Problem requirements: Give back the records below exactly, every one, with no pictures.

Listed records:
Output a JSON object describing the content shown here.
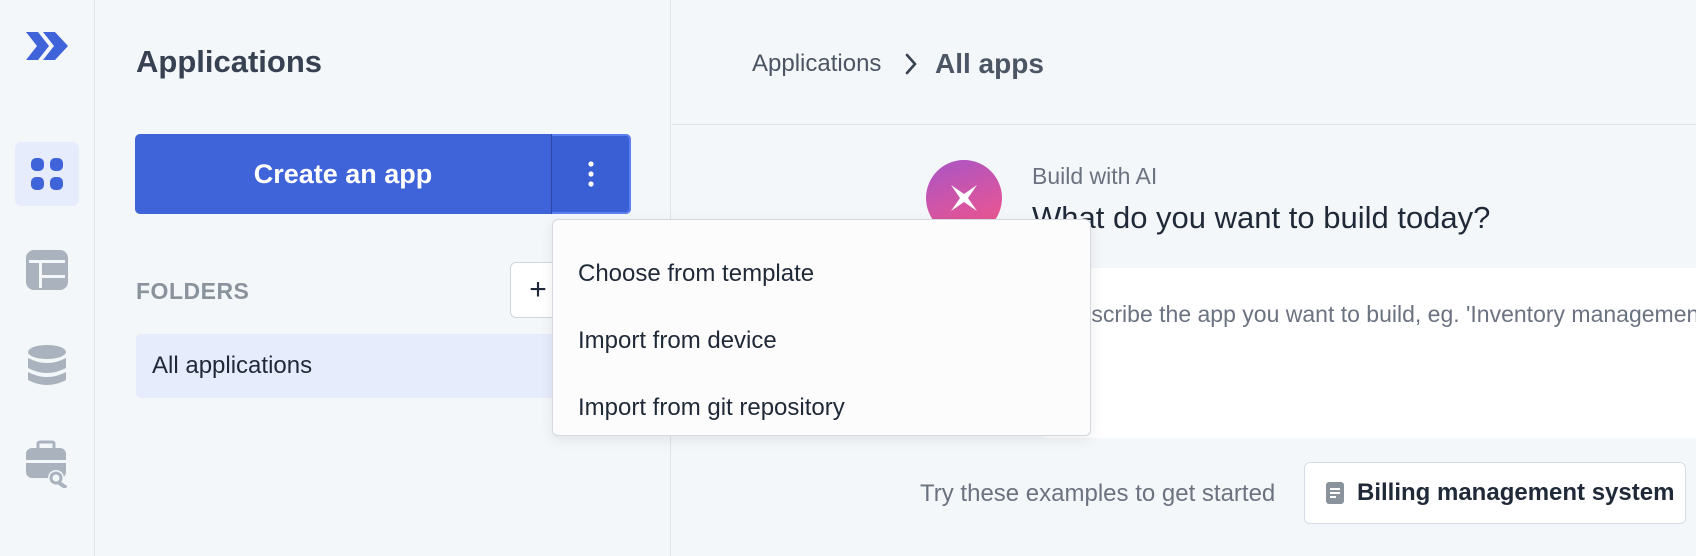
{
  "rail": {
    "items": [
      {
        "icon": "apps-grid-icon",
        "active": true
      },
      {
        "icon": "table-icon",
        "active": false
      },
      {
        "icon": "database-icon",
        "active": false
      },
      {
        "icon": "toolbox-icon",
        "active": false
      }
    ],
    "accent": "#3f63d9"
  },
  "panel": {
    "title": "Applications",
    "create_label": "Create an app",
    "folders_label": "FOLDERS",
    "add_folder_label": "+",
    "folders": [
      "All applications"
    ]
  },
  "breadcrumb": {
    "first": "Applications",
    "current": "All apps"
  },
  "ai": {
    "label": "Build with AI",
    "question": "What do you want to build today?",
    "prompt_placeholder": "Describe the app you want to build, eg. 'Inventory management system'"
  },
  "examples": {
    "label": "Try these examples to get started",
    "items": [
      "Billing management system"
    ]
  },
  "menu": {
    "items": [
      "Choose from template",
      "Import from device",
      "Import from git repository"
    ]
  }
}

Response:
Output a JSON object describing the content shown here.
{
  "rail": {
    "items": [
      {
        "icon": "apps-grid-icon",
        "active": true
      },
      {
        "icon": "table-icon",
        "active": false
      },
      {
        "icon": "database-icon",
        "active": false
      },
      {
        "icon": "toolbox-icon",
        "active": false
      }
    ],
    "accent": "#3f63d9"
  },
  "panel": {
    "title": "Applications",
    "create_label": "Create an app",
    "folders_label": "FOLDERS",
    "add_folder_label": "+",
    "folders": [
      "All applications"
    ]
  },
  "breadcrumb": {
    "first": "Applications",
    "current": "All apps"
  },
  "ai": {
    "label": "Build with AI",
    "question": "What do you want to build today?",
    "prompt_placeholder": "Describe the app you want to build, eg. 'Inventory management system'"
  },
  "examples": {
    "label": "Try these examples to get started",
    "items": [
      "Billing management system"
    ]
  },
  "menu": {
    "items": [
      "Choose from template",
      "Import from device",
      "Import from git repository"
    ]
  }
}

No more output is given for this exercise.